Exercise input:
··········
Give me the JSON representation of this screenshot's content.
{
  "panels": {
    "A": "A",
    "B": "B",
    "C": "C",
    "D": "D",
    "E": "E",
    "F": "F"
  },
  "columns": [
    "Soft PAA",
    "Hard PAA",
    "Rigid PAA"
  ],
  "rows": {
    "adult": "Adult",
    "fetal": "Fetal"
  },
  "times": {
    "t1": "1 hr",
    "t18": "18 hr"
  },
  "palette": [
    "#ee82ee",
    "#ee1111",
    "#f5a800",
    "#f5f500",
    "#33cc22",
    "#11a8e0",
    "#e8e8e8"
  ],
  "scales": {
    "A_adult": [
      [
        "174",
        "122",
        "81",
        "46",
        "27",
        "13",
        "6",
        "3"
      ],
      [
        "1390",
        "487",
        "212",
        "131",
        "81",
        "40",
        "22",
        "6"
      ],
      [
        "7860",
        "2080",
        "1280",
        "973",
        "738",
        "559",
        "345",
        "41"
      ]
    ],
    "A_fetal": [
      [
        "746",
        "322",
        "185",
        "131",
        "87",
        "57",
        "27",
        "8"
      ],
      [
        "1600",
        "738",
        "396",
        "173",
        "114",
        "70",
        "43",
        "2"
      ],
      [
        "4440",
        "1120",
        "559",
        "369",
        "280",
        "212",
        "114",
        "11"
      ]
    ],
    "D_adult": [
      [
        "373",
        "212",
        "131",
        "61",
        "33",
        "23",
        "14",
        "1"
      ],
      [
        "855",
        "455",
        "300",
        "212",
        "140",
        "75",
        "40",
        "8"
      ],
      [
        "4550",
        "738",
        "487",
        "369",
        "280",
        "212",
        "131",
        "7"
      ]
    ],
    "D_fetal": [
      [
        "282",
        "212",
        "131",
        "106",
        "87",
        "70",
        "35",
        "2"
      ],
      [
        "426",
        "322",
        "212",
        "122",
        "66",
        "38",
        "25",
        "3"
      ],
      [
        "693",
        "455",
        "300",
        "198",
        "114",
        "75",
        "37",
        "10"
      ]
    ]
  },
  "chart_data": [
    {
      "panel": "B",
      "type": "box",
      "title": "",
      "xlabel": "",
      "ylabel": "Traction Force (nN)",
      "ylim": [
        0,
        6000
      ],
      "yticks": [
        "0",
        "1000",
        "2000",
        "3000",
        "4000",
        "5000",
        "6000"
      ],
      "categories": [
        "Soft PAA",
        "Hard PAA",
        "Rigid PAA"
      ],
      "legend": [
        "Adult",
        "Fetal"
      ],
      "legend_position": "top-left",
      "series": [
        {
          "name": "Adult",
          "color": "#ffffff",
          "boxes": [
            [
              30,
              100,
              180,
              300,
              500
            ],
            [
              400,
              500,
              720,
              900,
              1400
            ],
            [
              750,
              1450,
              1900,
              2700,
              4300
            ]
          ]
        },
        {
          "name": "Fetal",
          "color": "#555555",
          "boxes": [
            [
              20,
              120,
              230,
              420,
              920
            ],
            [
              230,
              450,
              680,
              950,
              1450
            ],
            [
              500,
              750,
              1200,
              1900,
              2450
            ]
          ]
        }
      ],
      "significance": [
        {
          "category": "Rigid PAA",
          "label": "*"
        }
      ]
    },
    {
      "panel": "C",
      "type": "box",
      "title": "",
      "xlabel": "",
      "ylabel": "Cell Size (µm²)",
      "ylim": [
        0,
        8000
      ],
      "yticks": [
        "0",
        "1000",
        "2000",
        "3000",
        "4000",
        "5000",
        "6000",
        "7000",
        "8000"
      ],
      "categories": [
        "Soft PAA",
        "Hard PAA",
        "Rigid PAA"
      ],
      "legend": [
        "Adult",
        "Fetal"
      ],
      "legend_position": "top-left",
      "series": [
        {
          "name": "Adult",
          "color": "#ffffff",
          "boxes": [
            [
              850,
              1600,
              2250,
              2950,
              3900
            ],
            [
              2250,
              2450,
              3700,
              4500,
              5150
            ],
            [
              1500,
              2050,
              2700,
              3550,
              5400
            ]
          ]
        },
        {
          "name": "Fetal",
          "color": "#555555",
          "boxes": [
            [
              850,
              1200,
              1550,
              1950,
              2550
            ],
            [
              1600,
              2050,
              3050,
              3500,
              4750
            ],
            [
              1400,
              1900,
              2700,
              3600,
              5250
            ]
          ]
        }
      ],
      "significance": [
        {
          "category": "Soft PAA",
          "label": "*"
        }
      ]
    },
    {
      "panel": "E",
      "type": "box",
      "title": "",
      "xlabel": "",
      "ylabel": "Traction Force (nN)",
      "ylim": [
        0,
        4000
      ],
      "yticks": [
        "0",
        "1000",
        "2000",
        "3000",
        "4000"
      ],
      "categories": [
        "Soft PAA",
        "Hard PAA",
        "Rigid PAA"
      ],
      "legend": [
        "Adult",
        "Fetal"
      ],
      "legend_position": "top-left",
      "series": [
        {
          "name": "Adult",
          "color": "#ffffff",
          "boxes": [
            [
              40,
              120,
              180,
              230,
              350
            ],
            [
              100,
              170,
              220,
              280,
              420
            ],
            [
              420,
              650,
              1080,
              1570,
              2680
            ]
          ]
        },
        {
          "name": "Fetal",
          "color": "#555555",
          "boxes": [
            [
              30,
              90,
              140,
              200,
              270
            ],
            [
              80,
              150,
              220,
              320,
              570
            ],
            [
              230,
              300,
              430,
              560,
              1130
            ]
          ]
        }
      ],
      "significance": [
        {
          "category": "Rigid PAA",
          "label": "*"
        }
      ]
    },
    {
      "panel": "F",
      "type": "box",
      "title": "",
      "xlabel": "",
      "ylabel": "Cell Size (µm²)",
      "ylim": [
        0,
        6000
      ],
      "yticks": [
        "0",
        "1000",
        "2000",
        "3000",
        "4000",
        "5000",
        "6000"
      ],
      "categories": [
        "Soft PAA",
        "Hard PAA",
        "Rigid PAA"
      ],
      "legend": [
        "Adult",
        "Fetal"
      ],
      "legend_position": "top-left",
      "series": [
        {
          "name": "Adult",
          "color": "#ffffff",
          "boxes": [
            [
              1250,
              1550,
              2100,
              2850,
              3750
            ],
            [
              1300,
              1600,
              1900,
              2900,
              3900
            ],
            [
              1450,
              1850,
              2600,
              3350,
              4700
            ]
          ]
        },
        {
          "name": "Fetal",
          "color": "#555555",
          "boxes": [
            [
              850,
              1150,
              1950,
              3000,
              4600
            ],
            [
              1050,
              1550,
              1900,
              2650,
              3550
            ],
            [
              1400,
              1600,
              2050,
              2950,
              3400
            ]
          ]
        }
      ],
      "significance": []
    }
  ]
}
··········
Short problem: All entries shown above should be printed again exactly.

Solution for this problem:
Give me the JSON representation of this screenshot's content.
{
  "panels": {
    "A": "A",
    "B": "B",
    "C": "C",
    "D": "D",
    "E": "E",
    "F": "F"
  },
  "columns": [
    "Soft PAA",
    "Hard PAA",
    "Rigid PAA"
  ],
  "rows": {
    "adult": "Adult",
    "fetal": "Fetal"
  },
  "times": {
    "t1": "1 hr",
    "t18": "18 hr"
  },
  "palette": [
    "#ee82ee",
    "#ee1111",
    "#f5a800",
    "#f5f500",
    "#33cc22",
    "#11a8e0",
    "#e8e8e8"
  ],
  "scales": {
    "A_adult": [
      [
        "174",
        "122",
        "81",
        "46",
        "27",
        "13",
        "6",
        "3"
      ],
      [
        "1390",
        "487",
        "212",
        "131",
        "81",
        "40",
        "22",
        "6"
      ],
      [
        "7860",
        "2080",
        "1280",
        "973",
        "738",
        "559",
        "345",
        "41"
      ]
    ],
    "A_fetal": [
      [
        "746",
        "322",
        "185",
        "131",
        "87",
        "57",
        "27",
        "8"
      ],
      [
        "1600",
        "738",
        "396",
        "173",
        "114",
        "70",
        "43",
        "2"
      ],
      [
        "4440",
        "1120",
        "559",
        "369",
        "280",
        "212",
        "114",
        "11"
      ]
    ],
    "D_adult": [
      [
        "373",
        "212",
        "131",
        "61",
        "33",
        "23",
        "14",
        "1"
      ],
      [
        "855",
        "455",
        "300",
        "212",
        "140",
        "75",
        "40",
        "8"
      ],
      [
        "4550",
        "738",
        "487",
        "369",
        "280",
        "212",
        "131",
        "7"
      ]
    ],
    "D_fetal": [
      [
        "282",
        "212",
        "131",
        "106",
        "87",
        "70",
        "35",
        "2"
      ],
      [
        "426",
        "322",
        "212",
        "122",
        "66",
        "38",
        "25",
        "3"
      ],
      [
        "693",
        "455",
        "300",
        "198",
        "114",
        "75",
        "37",
        "10"
      ]
    ]
  },
  "chart_data": [
    {
      "panel": "B",
      "type": "box",
      "title": "",
      "xlabel": "",
      "ylabel": "Traction Force (nN)",
      "ylim": [
        0,
        6000
      ],
      "yticks": [
        "0",
        "1000",
        "2000",
        "3000",
        "4000",
        "5000",
        "6000"
      ],
      "categories": [
        "Soft PAA",
        "Hard PAA",
        "Rigid PAA"
      ],
      "legend": [
        "Adult",
        "Fetal"
      ],
      "legend_position": "top-left",
      "series": [
        {
          "name": "Adult",
          "color": "#ffffff",
          "boxes": [
            [
              30,
              100,
              180,
              300,
              500
            ],
            [
              400,
              500,
              720,
              900,
              1400
            ],
            [
              750,
              1450,
              1900,
              2700,
              4300
            ]
          ]
        },
        {
          "name": "Fetal",
          "color": "#555555",
          "boxes": [
            [
              20,
              120,
              230,
              420,
              920
            ],
            [
              230,
              450,
              680,
              950,
              1450
            ],
            [
              500,
              750,
              1200,
              1900,
              2450
            ]
          ]
        }
      ],
      "significance": [
        {
          "category": "Rigid PAA",
          "label": "*"
        }
      ]
    },
    {
      "panel": "C",
      "type": "box",
      "title": "",
      "xlabel": "",
      "ylabel": "Cell Size (µm²)",
      "ylim": [
        0,
        8000
      ],
      "yticks": [
        "0",
        "1000",
        "2000",
        "3000",
        "4000",
        "5000",
        "6000",
        "7000",
        "8000"
      ],
      "categories": [
        "Soft PAA",
        "Hard PAA",
        "Rigid PAA"
      ],
      "legend": [
        "Adult",
        "Fetal"
      ],
      "legend_position": "top-left",
      "series": [
        {
          "name": "Adult",
          "color": "#ffffff",
          "boxes": [
            [
              850,
              1600,
              2250,
              2950,
              3900
            ],
            [
              2250,
              2450,
              3700,
              4500,
              5150
            ],
            [
              1500,
              2050,
              2700,
              3550,
              5400
            ]
          ]
        },
        {
          "name": "Fetal",
          "color": "#555555",
          "boxes": [
            [
              850,
              1200,
              1550,
              1950,
              2550
            ],
            [
              1600,
              2050,
              3050,
              3500,
              4750
            ],
            [
              1400,
              1900,
              2700,
              3600,
              5250
            ]
          ]
        }
      ],
      "significance": [
        {
          "category": "Soft PAA",
          "label": "*"
        }
      ]
    },
    {
      "panel": "E",
      "type": "box",
      "title": "",
      "xlabel": "",
      "ylabel": "Traction Force (nN)",
      "ylim": [
        0,
        4000
      ],
      "yticks": [
        "0",
        "1000",
        "2000",
        "3000",
        "4000"
      ],
      "categories": [
        "Soft PAA",
        "Hard PAA",
        "Rigid PAA"
      ],
      "legend": [
        "Adult",
        "Fetal"
      ],
      "legend_position": "top-left",
      "series": [
        {
          "name": "Adult",
          "color": "#ffffff",
          "boxes": [
            [
              40,
              120,
              180,
              230,
              350
            ],
            [
              100,
              170,
              220,
              280,
              420
            ],
            [
              420,
              650,
              1080,
              1570,
              2680
            ]
          ]
        },
        {
          "name": "Fetal",
          "color": "#555555",
          "boxes": [
            [
              30,
              90,
              140,
              200,
              270
            ],
            [
              80,
              150,
              220,
              320,
              570
            ],
            [
              230,
              300,
              430,
              560,
              1130
            ]
          ]
        }
      ],
      "significance": [
        {
          "category": "Rigid PAA",
          "label": "*"
        }
      ]
    },
    {
      "panel": "F",
      "type": "box",
      "title": "",
      "xlabel": "",
      "ylabel": "Cell Size (µm²)",
      "ylim": [
        0,
        6000
      ],
      "yticks": [
        "0",
        "1000",
        "2000",
        "3000",
        "4000",
        "5000",
        "6000"
      ],
      "categories": [
        "Soft PAA",
        "Hard PAA",
        "Rigid PAA"
      ],
      "legend": [
        "Adult",
        "Fetal"
      ],
      "legend_position": "top-left",
      "series": [
        {
          "name": "Adult",
          "color": "#ffffff",
          "boxes": [
            [
              1250,
              1550,
              2100,
              2850,
              3750
            ],
            [
              1300,
              1600,
              1900,
              2900,
              3900
            ],
            [
              1450,
              1850,
              2600,
              3350,
              4700
            ]
          ]
        },
        {
          "name": "Fetal",
          "color": "#555555",
          "boxes": [
            [
              850,
              1150,
              1950,
              3000,
              4600
            ],
            [
              1050,
              1550,
              1900,
              2650,
              3550
            ],
            [
              1400,
              1600,
              2050,
              2950,
              3400
            ]
          ]
        }
      ],
      "significance": []
    }
  ]
}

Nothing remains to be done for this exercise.